EXERCISE REQUIREMENTS: Print the data exactly, leaving nothing out.

:: PROVIDED RECORDS ::

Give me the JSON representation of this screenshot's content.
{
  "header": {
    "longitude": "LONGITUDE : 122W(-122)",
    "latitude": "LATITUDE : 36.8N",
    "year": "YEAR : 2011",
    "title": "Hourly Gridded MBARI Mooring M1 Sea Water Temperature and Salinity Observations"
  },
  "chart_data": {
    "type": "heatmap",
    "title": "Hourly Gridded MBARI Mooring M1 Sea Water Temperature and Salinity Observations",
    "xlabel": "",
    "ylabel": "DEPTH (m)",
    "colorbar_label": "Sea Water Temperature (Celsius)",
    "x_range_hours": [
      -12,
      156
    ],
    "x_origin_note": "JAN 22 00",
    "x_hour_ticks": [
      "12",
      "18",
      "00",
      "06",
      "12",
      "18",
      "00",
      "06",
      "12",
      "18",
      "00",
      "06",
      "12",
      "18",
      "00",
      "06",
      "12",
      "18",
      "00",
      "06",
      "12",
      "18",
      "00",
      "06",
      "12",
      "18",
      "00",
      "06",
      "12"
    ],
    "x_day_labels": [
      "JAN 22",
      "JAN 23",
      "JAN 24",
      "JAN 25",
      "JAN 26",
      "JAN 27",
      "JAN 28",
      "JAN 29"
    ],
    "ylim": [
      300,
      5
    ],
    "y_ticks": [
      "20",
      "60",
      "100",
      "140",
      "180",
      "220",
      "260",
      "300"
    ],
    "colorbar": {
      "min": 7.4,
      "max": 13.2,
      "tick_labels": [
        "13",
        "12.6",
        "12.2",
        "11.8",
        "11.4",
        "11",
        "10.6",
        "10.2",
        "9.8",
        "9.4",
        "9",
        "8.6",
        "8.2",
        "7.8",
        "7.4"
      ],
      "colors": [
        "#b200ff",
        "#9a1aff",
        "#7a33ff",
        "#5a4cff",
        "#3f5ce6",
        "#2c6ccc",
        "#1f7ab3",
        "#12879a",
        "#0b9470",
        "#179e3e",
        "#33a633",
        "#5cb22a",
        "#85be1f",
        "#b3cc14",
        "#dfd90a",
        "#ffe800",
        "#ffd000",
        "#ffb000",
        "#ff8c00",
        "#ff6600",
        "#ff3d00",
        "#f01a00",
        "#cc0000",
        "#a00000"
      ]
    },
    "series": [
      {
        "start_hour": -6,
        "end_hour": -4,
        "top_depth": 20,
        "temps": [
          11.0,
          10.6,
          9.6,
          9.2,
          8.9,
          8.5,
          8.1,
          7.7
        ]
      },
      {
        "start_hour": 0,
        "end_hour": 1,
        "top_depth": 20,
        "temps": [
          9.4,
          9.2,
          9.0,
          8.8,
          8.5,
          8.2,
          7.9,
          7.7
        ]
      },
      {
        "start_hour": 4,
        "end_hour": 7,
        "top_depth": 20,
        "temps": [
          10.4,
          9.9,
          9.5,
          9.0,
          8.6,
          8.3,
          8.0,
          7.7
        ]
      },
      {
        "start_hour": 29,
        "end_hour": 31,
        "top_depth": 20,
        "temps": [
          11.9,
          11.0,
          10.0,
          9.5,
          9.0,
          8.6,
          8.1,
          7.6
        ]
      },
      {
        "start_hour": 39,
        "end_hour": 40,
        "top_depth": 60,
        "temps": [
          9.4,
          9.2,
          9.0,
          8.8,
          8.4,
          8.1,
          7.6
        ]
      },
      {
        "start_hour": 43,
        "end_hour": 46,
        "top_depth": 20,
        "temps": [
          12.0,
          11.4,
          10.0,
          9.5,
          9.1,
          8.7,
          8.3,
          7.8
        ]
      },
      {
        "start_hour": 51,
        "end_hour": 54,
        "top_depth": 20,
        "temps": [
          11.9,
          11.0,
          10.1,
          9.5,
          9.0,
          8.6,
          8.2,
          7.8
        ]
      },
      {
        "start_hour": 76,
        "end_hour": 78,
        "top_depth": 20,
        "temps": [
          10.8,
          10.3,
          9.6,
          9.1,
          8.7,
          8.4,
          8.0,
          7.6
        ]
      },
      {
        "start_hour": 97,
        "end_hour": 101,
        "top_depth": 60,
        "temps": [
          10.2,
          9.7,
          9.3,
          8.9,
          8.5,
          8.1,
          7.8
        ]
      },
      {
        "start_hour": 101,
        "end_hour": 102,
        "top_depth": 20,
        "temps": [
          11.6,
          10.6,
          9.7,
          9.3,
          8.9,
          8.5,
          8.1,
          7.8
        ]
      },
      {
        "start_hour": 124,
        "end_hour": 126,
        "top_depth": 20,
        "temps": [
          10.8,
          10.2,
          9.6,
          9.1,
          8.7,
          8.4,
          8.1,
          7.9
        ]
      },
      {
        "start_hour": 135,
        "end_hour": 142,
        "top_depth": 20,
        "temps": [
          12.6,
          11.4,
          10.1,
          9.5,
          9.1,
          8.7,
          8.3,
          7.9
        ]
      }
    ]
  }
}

:::

FINISHED TASK:
Give me the JSON representation of this screenshot's content.
{
  "header": {
    "longitude": "LONGITUDE : 122W(-122)",
    "latitude": "LATITUDE : 36.8N",
    "year": "YEAR : 2011",
    "title": "Hourly Gridded MBARI Mooring M1 Sea Water Temperature and Salinity Observations"
  },
  "chart_data": {
    "type": "heatmap",
    "title": "Hourly Gridded MBARI Mooring M1 Sea Water Temperature and Salinity Observations",
    "xlabel": "",
    "ylabel": "DEPTH (m)",
    "colorbar_label": "Sea Water Temperature (Celsius)",
    "x_range_hours": [
      -12,
      156
    ],
    "x_origin_note": "JAN 22 00",
    "x_hour_ticks": [
      "12",
      "18",
      "00",
      "06",
      "12",
      "18",
      "00",
      "06",
      "12",
      "18",
      "00",
      "06",
      "12",
      "18",
      "00",
      "06",
      "12",
      "18",
      "00",
      "06",
      "12",
      "18",
      "00",
      "06",
      "12",
      "18",
      "00",
      "06",
      "12"
    ],
    "x_day_labels": [
      "JAN 22",
      "JAN 23",
      "JAN 24",
      "JAN 25",
      "JAN 26",
      "JAN 27",
      "JAN 28",
      "JAN 29"
    ],
    "ylim": [
      300,
      5
    ],
    "y_ticks": [
      "20",
      "60",
      "100",
      "140",
      "180",
      "220",
      "260",
      "300"
    ],
    "colorbar": {
      "min": 7.4,
      "max": 13.2,
      "tick_labels": [
        "13",
        "12.6",
        "12.2",
        "11.8",
        "11.4",
        "11",
        "10.6",
        "10.2",
        "9.8",
        "9.4",
        "9",
        "8.6",
        "8.2",
        "7.8",
        "7.4"
      ],
      "colors": [
        "#b200ff",
        "#9a1aff",
        "#7a33ff",
        "#5a4cff",
        "#3f5ce6",
        "#2c6ccc",
        "#1f7ab3",
        "#12879a",
        "#0b9470",
        "#179e3e",
        "#33a633",
        "#5cb22a",
        "#85be1f",
        "#b3cc14",
        "#dfd90a",
        "#ffe800",
        "#ffd000",
        "#ffb000",
        "#ff8c00",
        "#ff6600",
        "#ff3d00",
        "#f01a00",
        "#cc0000",
        "#a00000"
      ]
    },
    "series": [
      {
        "start_hour": -6,
        "end_hour": -4,
        "top_depth": 20,
        "temps": [
          11.0,
          10.6,
          9.6,
          9.2,
          8.9,
          8.5,
          8.1,
          7.7
        ]
      },
      {
        "start_hour": 0,
        "end_hour": 1,
        "top_depth": 20,
        "temps": [
          9.4,
          9.2,
          9.0,
          8.8,
          8.5,
          8.2,
          7.9,
          7.7
        ]
      },
      {
        "start_hour": 4,
        "end_hour": 7,
        "top_depth": 20,
        "temps": [
          10.4,
          9.9,
          9.5,
          9.0,
          8.6,
          8.3,
          8.0,
          7.7
        ]
      },
      {
        "start_hour": 29,
        "end_hour": 31,
        "top_depth": 20,
        "temps": [
          11.9,
          11.0,
          10.0,
          9.5,
          9.0,
          8.6,
          8.1,
          7.6
        ]
      },
      {
        "start_hour": 39,
        "end_hour": 40,
        "top_depth": 60,
        "temps": [
          9.4,
          9.2,
          9.0,
          8.8,
          8.4,
          8.1,
          7.6
        ]
      },
      {
        "start_hour": 43,
        "end_hour": 46,
        "top_depth": 20,
        "temps": [
          12.0,
          11.4,
          10.0,
          9.5,
          9.1,
          8.7,
          8.3,
          7.8
        ]
      },
      {
        "start_hour": 51,
        "end_hour": 54,
        "top_depth": 20,
        "temps": [
          11.9,
          11.0,
          10.1,
          9.5,
          9.0,
          8.6,
          8.2,
          7.8
        ]
      },
      {
        "start_hour": 76,
        "end_hour": 78,
        "top_depth": 20,
        "temps": [
          10.8,
          10.3,
          9.6,
          9.1,
          8.7,
          8.4,
          8.0,
          7.6
        ]
      },
      {
        "start_hour": 97,
        "end_hour": 101,
        "top_depth": 60,
        "temps": [
          10.2,
          9.7,
          9.3,
          8.9,
          8.5,
          8.1,
          7.8
        ]
      },
      {
        "start_hour": 101,
        "end_hour": 102,
        "top_depth": 20,
        "temps": [
          11.6,
          10.6,
          9.7,
          9.3,
          8.9,
          8.5,
          8.1,
          7.8
        ]
      },
      {
        "start_hour": 124,
        "end_hour": 126,
        "top_depth": 20,
        "temps": [
          10.8,
          10.2,
          9.6,
          9.1,
          8.7,
          8.4,
          8.1,
          7.9
        ]
      },
      {
        "start_hour": 135,
        "end_hour": 142,
        "top_depth": 20,
        "temps": [
          12.6,
          11.4,
          10.1,
          9.5,
          9.1,
          8.7,
          8.3,
          7.9
        ]
      }
    ]
  }
}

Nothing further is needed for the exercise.